**What the task asks**
Copy the following lines without any changes, covering all of the records.

**Input material**

* * * * * * *

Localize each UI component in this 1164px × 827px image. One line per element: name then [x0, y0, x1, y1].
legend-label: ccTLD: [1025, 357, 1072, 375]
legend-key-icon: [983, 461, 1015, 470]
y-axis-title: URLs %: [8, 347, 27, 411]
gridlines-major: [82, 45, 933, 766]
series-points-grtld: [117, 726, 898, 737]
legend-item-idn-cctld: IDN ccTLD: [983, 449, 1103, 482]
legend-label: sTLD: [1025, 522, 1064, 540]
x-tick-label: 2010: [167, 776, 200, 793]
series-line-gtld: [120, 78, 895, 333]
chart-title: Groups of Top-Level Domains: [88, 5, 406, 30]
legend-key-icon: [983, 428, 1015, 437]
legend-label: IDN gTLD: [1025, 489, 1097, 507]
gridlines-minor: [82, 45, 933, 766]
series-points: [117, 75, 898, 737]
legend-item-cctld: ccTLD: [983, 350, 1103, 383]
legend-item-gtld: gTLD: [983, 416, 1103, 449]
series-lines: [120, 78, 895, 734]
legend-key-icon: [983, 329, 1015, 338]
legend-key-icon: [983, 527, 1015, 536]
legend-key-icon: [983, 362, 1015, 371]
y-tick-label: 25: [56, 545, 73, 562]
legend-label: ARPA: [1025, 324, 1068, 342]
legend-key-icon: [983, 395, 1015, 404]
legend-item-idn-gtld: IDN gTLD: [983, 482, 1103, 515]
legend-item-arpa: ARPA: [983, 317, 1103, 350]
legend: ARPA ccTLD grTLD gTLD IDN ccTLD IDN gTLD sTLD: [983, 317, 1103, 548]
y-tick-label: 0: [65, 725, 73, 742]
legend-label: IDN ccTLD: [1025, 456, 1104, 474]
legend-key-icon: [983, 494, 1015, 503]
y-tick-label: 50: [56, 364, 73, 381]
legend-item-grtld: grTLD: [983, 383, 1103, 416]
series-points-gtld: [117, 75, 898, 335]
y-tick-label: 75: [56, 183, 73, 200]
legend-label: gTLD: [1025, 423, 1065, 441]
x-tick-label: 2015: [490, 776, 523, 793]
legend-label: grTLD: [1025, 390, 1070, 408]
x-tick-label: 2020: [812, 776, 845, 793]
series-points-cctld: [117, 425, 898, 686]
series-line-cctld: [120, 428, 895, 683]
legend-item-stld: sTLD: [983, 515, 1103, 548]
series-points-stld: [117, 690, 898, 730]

* * * * * * *

**Solution for this task**
Localize each UI component in this 1164px × 827px image. One line per element: name then [x0, y0, x1, y1].
legend-label: ccTLD: [1025, 357, 1072, 375]
legend-key-icon: [983, 461, 1015, 470]
y-axis-title: URLs %: [8, 347, 27, 411]
gridlines-major: [82, 45, 933, 766]
series-points-grtld: [117, 726, 898, 737]
legend-item-idn-cctld: IDN ccTLD: [983, 449, 1103, 482]
legend-label: sTLD: [1025, 522, 1064, 540]
x-tick-label: 2010: [167, 776, 200, 793]
series-line-gtld: [120, 78, 895, 333]
chart-title: Groups of Top-Level Domains: [88, 5, 406, 30]
legend-key-icon: [983, 428, 1015, 437]
legend-label: IDN gTLD: [1025, 489, 1097, 507]
gridlines-minor: [82, 45, 933, 766]
series-points: [117, 75, 898, 737]
legend-item-cctld: ccTLD: [983, 350, 1103, 383]
legend-item-gtld: gTLD: [983, 416, 1103, 449]
series-lines: [120, 78, 895, 734]
legend-key-icon: [983, 329, 1015, 338]
legend-key-icon: [983, 527, 1015, 536]
legend-key-icon: [983, 362, 1015, 371]
y-tick-label: 25: [56, 545, 73, 562]
legend-label: ARPA: [1025, 324, 1068, 342]
legend-key-icon: [983, 395, 1015, 404]
legend-item-idn-gtld: IDN gTLD: [983, 482, 1103, 515]
legend-item-arpa: ARPA: [983, 317, 1103, 350]
legend: ARPA ccTLD grTLD gTLD IDN ccTLD IDN gTLD sTLD: [983, 317, 1103, 548]
y-tick-label: 0: [65, 725, 73, 742]
legend-label: IDN ccTLD: [1025, 456, 1104, 474]
legend-key-icon: [983, 494, 1015, 503]
y-tick-label: 50: [56, 364, 73, 381]
legend-item-grtld: grTLD: [983, 383, 1103, 416]
series-points-gtld: [117, 75, 898, 335]
y-tick-label: 75: [56, 183, 73, 200]
legend-label: gTLD: [1025, 423, 1065, 441]
x-tick-label: 2015: [490, 776, 523, 793]
legend-label: grTLD: [1025, 390, 1070, 408]
x-tick-label: 2020: [812, 776, 845, 793]
series-points-cctld: [117, 425, 898, 686]
series-line-cctld: [120, 428, 895, 683]
legend-item-stld: sTLD: [983, 515, 1103, 548]
series-points-stld: [117, 690, 898, 730]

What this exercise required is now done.